What is needed:
Keep only the lines where "color" appears.

Listing:
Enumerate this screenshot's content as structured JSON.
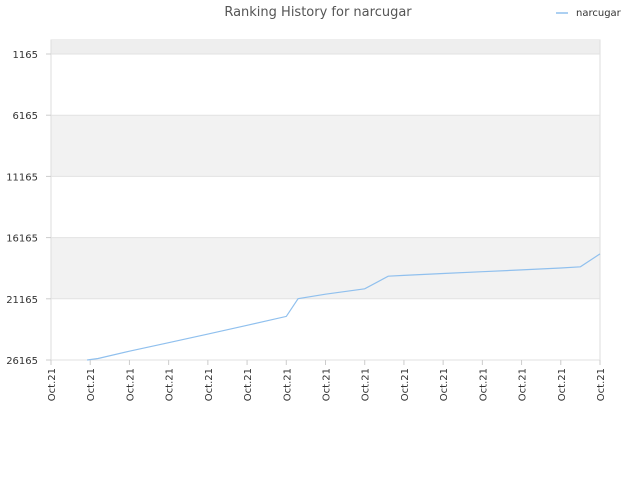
{
  "chart_data": {
    "type": "line",
    "title": "Ranking History for narcugar",
    "legend": {
      "label": "narcugar",
      "position": "top-right"
    },
    "y_axis": {
      "ticks": [
        "1165",
        "6165",
        "11165",
        "16165",
        "21165",
        "26165"
      ],
      "min": 1165,
      "max": 26165,
      "inverted": true
    },
    "x_axis": {
      "ticks": [
        "Oct.21",
        "Oct.21",
        "Oct.21",
        "Oct.21",
        "Oct.21",
        "Oct.21",
        "Oct.21",
        "Oct.21",
        "Oct.21",
        "Oct.21",
        "Oct.21",
        "Oct.21",
        "Oct.21",
        "Oct.21",
        "Oct.21"
      ]
    },
    "series": [
      {
        "name": "narcugar",
        "color": "#90c0ee",
        "points": [
          [
            0.92,
            26165
          ],
          [
            1.2,
            26040
          ],
          [
            2.0,
            25450
          ],
          [
            3.0,
            24750
          ],
          [
            4.0,
            24050
          ],
          [
            5.0,
            23330
          ],
          [
            6.0,
            22600
          ],
          [
            6.3,
            21160
          ],
          [
            7.0,
            20790
          ],
          [
            8.0,
            20350
          ],
          [
            8.6,
            19320
          ],
          [
            9.0,
            19250
          ],
          [
            10.0,
            19100
          ],
          [
            11.0,
            18950
          ],
          [
            12.0,
            18800
          ],
          [
            13.0,
            18650
          ],
          [
            13.5,
            18550
          ],
          [
            14.0,
            17500
          ]
        ]
      }
    ],
    "bands": [
      {
        "from": 1165,
        "to": 0,
        "color": "#eeeeee"
      },
      {
        "from": 6165,
        "to": 11165,
        "color": "#f2f2f2"
      },
      {
        "from": 16165,
        "to": 21165,
        "color": "#f2f2f2"
      }
    ],
    "grid": true
  }
}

Response:
        "color": "#90c0ee",
        "color": "#eeeeee"
        "color": "#f2f2f2"
        "color": "#f2f2f2"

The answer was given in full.